REQUIRED TASK:
Output every line of the entries from the line containing "Serialize everything readable" through the last, exactly, with no other content.

____________

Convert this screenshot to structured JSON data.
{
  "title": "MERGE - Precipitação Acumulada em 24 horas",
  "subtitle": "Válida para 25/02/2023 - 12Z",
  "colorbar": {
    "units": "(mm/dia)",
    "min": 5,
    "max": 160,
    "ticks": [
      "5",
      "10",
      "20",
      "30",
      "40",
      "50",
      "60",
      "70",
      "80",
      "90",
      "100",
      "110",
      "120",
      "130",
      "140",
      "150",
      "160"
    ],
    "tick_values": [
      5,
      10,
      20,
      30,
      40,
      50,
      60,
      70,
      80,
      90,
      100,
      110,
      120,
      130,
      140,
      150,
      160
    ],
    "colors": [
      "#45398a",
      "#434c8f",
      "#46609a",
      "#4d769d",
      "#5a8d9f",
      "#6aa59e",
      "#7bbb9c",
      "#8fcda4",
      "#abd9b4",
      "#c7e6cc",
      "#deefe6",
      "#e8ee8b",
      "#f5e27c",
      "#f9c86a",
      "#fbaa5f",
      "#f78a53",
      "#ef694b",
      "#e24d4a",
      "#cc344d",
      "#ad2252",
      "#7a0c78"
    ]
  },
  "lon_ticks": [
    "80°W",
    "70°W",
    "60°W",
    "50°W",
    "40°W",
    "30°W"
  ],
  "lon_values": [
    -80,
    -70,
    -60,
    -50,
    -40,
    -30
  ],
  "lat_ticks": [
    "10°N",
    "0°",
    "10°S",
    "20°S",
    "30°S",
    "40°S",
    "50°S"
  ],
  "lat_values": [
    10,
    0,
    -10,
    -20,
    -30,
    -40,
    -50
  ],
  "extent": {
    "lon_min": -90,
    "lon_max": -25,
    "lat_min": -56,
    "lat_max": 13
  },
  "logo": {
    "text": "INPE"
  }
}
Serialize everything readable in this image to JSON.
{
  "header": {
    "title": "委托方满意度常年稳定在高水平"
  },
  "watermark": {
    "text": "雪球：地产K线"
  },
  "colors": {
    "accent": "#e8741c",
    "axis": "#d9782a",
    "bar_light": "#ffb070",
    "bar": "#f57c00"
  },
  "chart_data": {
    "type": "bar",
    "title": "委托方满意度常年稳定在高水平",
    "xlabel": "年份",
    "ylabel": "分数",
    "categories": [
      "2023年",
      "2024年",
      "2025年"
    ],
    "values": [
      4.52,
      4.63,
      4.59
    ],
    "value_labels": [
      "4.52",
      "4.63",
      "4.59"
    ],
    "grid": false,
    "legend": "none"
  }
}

____________

WRITTEN ANSWER:
Serialize everything readable in this image to JSON.
{
  "header": {
    "title": "委托方满意度常年稳定在高水平"
  },
  "watermark": {
    "text": "雪球：地产K线"
  },
  "colors": {
    "accent": "#e8741c",
    "axis": "#d9782a",
    "bar_light": "#ffb070",
    "bar": "#f57c00"
  },
  "chart_data": {
    "type": "bar",
    "title": "委托方满意度常年稳定在高水平",
    "xlabel": "年份",
    "ylabel": "分数",
    "categories": [
      "2023年",
      "2024年",
      "2025年"
    ],
    "values": [
      4.52,
      4.63,
      4.59
    ],
    "value_labels": [
      "4.52",
      "4.63",
      "4.59"
    ],
    "grid": false,
    "legend": "none"
  }
}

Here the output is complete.